SET EXERCISE
Give the number of lines below that contain "header", with no other output.

===== RECORDS FOR THIS TASK =====

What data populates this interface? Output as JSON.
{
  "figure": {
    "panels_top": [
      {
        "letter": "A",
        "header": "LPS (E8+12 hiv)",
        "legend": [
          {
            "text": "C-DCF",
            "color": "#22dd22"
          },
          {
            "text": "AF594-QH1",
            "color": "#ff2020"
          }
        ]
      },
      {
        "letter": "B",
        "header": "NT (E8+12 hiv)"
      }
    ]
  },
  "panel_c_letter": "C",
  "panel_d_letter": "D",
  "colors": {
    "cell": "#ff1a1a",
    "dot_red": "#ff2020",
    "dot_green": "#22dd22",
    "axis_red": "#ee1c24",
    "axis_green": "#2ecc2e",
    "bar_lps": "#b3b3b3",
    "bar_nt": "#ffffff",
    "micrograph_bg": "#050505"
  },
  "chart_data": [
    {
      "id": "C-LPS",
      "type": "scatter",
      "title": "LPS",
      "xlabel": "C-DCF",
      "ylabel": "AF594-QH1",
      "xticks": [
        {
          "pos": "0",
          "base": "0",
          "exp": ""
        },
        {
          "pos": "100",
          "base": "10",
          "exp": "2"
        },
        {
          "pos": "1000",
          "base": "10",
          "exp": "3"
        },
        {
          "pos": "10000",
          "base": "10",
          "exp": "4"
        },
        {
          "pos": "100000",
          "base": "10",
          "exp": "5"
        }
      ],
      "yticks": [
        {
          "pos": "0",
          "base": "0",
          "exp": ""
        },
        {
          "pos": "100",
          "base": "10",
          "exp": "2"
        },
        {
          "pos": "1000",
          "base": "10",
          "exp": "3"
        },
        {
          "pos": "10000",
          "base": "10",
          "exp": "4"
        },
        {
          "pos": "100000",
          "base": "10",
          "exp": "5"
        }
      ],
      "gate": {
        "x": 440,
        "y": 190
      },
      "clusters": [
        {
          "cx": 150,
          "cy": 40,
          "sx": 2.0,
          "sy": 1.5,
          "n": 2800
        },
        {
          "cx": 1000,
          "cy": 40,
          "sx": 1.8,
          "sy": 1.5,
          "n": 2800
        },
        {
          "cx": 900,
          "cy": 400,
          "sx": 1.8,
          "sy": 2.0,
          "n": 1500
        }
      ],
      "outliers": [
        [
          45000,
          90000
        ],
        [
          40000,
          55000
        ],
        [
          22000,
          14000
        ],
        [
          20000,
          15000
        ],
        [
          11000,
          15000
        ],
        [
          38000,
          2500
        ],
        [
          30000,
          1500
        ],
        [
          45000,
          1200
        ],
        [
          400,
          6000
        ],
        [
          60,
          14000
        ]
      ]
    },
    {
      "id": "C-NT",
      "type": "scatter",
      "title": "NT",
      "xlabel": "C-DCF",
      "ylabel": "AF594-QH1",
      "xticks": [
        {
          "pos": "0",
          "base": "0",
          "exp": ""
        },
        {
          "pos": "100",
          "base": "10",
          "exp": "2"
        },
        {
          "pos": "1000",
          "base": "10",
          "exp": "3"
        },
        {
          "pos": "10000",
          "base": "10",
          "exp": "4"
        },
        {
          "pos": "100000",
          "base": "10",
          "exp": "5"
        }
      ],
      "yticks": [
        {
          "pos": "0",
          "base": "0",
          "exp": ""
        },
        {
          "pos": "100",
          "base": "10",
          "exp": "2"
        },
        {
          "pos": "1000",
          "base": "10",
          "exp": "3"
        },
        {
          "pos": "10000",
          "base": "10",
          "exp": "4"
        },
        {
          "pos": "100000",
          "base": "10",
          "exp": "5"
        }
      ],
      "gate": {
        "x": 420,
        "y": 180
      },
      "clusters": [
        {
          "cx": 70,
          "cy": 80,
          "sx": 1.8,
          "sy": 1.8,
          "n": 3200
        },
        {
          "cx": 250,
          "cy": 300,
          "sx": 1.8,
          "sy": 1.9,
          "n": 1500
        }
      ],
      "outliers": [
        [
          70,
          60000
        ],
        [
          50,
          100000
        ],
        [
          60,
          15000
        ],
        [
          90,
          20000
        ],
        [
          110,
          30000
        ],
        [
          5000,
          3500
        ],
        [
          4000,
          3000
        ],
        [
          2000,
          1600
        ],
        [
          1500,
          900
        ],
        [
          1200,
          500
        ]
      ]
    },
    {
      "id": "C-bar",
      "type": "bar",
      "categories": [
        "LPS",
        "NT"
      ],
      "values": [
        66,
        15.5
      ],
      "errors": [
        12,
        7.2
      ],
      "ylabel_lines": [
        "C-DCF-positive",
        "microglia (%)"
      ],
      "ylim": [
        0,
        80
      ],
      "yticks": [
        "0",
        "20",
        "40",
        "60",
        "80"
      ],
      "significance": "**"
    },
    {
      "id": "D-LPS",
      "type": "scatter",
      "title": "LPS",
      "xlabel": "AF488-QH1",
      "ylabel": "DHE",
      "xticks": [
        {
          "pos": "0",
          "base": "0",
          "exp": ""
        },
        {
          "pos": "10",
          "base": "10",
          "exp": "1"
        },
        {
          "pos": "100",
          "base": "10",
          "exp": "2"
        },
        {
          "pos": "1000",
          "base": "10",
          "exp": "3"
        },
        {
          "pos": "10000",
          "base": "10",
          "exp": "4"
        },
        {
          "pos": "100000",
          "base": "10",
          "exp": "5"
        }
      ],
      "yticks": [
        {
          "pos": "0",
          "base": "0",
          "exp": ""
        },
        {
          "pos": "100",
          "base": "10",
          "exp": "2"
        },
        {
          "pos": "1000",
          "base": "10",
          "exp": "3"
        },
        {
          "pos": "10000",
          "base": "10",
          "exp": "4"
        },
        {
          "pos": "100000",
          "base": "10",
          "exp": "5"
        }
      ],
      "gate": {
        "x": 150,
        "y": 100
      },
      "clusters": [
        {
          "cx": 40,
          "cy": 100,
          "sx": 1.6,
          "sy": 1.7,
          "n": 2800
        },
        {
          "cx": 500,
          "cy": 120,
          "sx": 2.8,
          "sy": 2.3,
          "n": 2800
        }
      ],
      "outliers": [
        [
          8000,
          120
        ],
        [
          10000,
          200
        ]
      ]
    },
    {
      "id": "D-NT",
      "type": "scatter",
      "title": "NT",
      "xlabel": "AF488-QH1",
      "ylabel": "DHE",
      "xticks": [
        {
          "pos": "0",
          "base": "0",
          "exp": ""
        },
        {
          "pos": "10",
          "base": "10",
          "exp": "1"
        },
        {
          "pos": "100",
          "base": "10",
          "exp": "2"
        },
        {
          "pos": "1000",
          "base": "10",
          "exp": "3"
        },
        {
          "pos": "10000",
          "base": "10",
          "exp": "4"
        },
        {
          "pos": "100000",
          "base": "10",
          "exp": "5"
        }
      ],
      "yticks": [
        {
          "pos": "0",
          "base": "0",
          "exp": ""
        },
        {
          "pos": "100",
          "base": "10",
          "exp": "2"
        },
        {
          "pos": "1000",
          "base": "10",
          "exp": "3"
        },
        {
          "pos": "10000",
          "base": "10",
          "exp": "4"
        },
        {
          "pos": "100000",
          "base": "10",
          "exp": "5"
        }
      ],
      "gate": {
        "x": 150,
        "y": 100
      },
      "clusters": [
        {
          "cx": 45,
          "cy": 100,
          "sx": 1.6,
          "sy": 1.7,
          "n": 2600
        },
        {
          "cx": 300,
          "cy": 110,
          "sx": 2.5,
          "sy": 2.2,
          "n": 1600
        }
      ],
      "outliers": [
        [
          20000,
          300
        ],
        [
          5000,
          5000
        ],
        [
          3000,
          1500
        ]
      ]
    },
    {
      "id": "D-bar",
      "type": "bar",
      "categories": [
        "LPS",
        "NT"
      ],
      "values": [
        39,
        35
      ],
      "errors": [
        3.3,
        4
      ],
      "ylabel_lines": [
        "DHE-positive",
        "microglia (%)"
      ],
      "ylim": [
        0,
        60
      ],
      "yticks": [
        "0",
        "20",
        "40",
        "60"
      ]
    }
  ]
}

=====

WRITTEN SOLUTION
2